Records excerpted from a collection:
>>>
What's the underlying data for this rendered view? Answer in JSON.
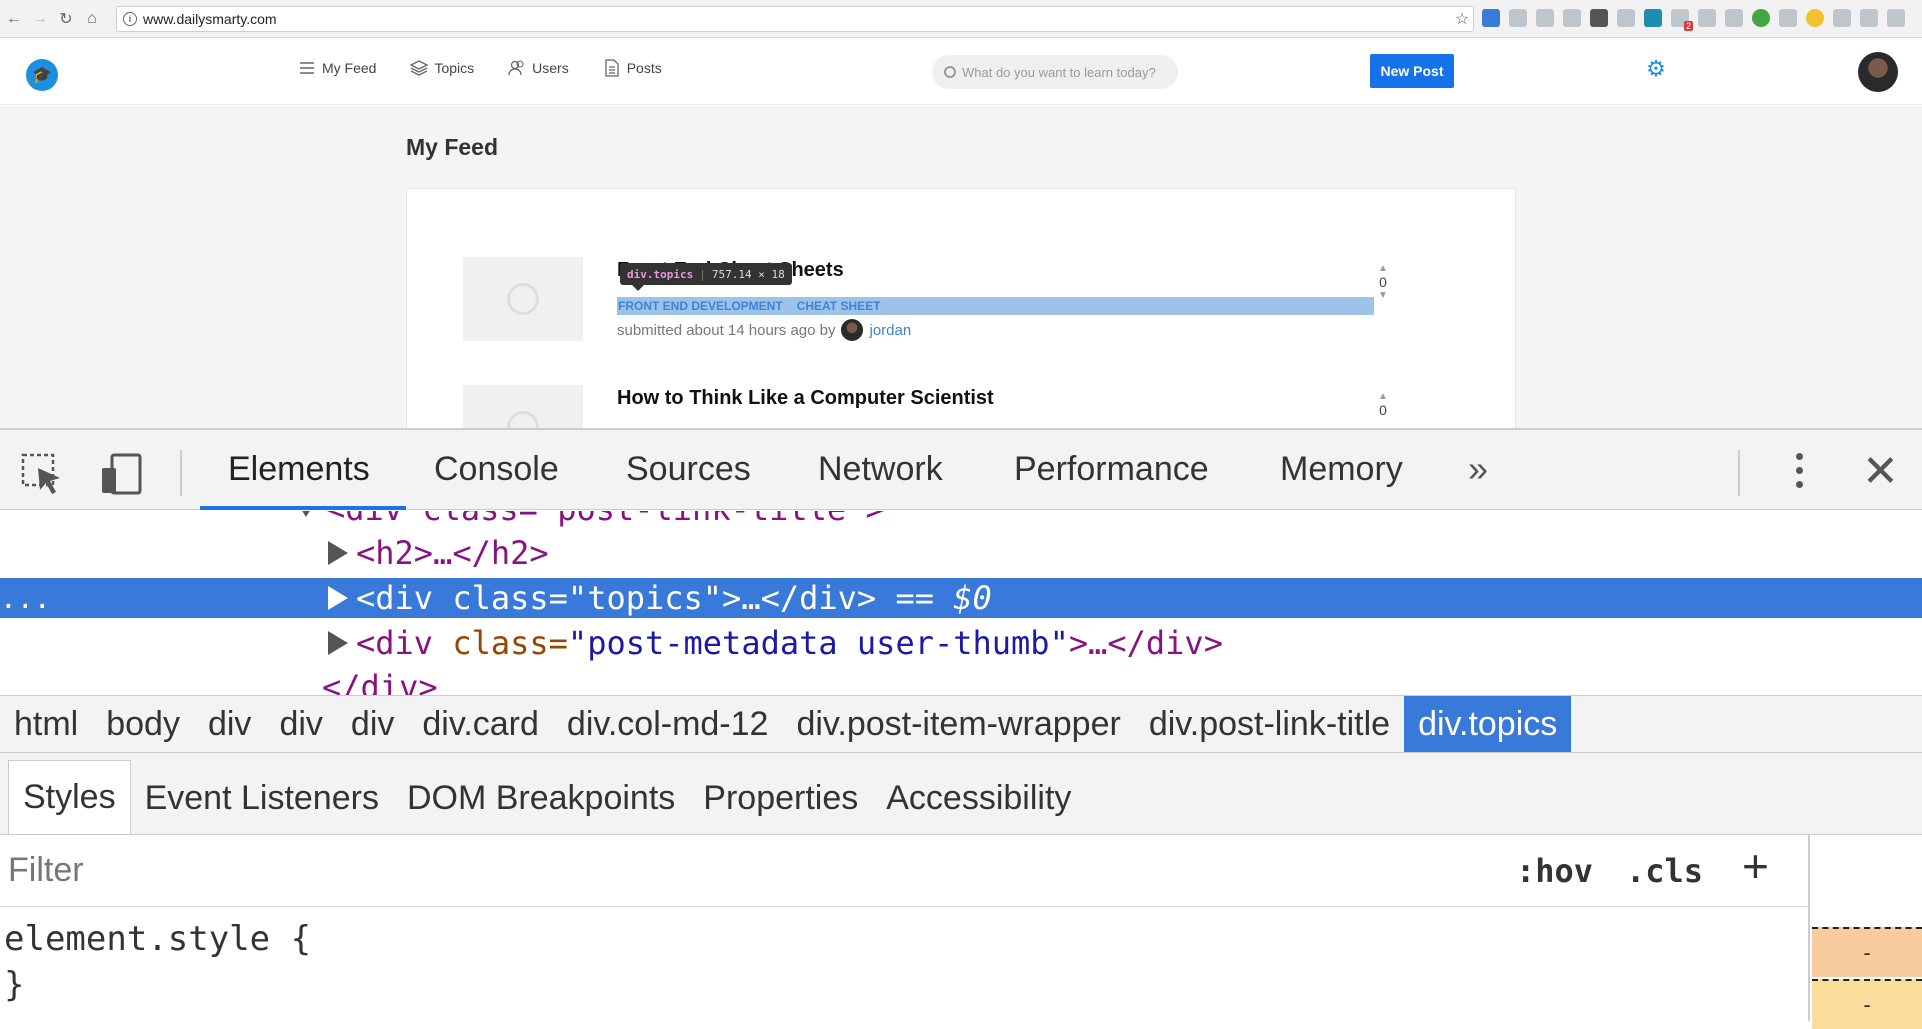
{
  "browser": {
    "url": "www.dailysmarty.com"
  },
  "site": {
    "nav": [
      {
        "label": "My Feed",
        "icon": "list-icon"
      },
      {
        "label": "Topics",
        "icon": "layers-icon"
      },
      {
        "label": "Users",
        "icon": "users-icon"
      },
      {
        "label": "Posts",
        "icon": "document-icon"
      }
    ],
    "search_placeholder": "What do you want to learn today?",
    "new_post_label": "New Post",
    "feed_title": "My Feed",
    "posts": [
      {
        "title": "Front End Cheat Sheets",
        "topics": [
          "FRONT END DEVELOPMENT",
          "CHEAT SHEET"
        ],
        "submitted": "submitted about 14 hours ago by",
        "author": "jordan",
        "votes": "0"
      },
      {
        "title": "How to Think Like a Computer Scientist",
        "votes": "0"
      }
    ],
    "tooltip": {
      "selector": "div.topics",
      "size": "757.14 × 18"
    }
  },
  "devtools": {
    "tabs": [
      "Elements",
      "Console",
      "Sources",
      "Network",
      "Performance",
      "Memory"
    ],
    "more_label": "»",
    "dom_lines": {
      "open_line": "<div class=\"post-link-title\">",
      "h2_line": "<h2>…</h2>",
      "selected_tag": "<div",
      "selected_attr": " class=",
      "selected_val": "\"topics\"",
      "selected_rest": ">…</div>",
      "selected_eq": " == $0",
      "meta_tag": "<div",
      "meta_attr": " class=",
      "meta_val": "\"post-metadata user-thumb\"",
      "meta_rest": ">…</div>",
      "close_line": "</div>",
      "gutter": "..."
    },
    "breadcrumbs": [
      "html",
      "body",
      "div",
      "div",
      "div",
      "div.card",
      "div.col-md-12",
      "div.post-item-wrapper",
      "div.post-link-title",
      "div.topics"
    ],
    "subtabs": [
      "Styles",
      "Event Listeners",
      "DOM Breakpoints",
      "Properties",
      "Accessibility"
    ],
    "filter_placeholder": "Filter",
    "hov_label": ":hov",
    "cls_label": ".cls",
    "add_label": "+",
    "rule_open": "element.style {",
    "rule_close": "}",
    "boxmodel": [
      "-",
      "-"
    ]
  }
}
<<<
YOUR INSTRUCTIONS -
Show all lines from the records above where the word "icon" occurs.

SOLUTION FOR THIS TASK -
        "icon": "list-icon"
        "icon": "layers-icon"
        "icon": "users-icon"
        "icon": "document-icon"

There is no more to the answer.